**THE PROBLEM**
Search the listing for "this" and copy every line where it appears.

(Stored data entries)
--- START ---
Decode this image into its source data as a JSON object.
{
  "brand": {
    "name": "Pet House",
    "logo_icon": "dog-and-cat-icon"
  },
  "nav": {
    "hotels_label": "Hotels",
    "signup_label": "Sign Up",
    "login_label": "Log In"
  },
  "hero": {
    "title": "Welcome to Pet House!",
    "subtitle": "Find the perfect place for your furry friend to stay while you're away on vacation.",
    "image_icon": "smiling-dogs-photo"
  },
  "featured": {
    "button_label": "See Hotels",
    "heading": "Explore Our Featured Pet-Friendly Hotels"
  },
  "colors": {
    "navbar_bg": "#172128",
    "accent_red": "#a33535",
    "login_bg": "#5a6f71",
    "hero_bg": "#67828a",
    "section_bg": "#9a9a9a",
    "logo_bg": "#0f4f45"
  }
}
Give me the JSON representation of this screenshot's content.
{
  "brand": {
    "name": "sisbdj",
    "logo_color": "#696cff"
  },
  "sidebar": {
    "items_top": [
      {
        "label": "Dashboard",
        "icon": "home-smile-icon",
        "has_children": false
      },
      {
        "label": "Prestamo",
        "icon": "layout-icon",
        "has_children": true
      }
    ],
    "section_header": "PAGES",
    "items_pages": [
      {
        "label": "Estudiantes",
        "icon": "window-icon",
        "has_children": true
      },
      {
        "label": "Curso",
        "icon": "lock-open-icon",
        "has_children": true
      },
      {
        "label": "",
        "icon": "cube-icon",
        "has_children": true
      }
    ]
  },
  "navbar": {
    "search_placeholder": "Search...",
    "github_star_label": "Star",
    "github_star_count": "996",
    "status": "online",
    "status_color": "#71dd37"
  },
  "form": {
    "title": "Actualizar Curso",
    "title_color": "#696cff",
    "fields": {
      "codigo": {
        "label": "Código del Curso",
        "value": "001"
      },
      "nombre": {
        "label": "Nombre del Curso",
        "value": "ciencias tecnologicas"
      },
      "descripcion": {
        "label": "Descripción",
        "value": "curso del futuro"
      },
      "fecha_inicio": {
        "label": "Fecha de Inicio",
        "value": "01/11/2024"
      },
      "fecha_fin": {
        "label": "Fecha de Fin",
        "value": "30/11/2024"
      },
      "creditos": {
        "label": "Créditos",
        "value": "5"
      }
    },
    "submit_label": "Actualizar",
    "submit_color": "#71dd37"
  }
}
--- END ---
**TASK RESPONSE**
Decode this image into its source data as a JSON object.
Give me the JSON representation of this screenshot's content.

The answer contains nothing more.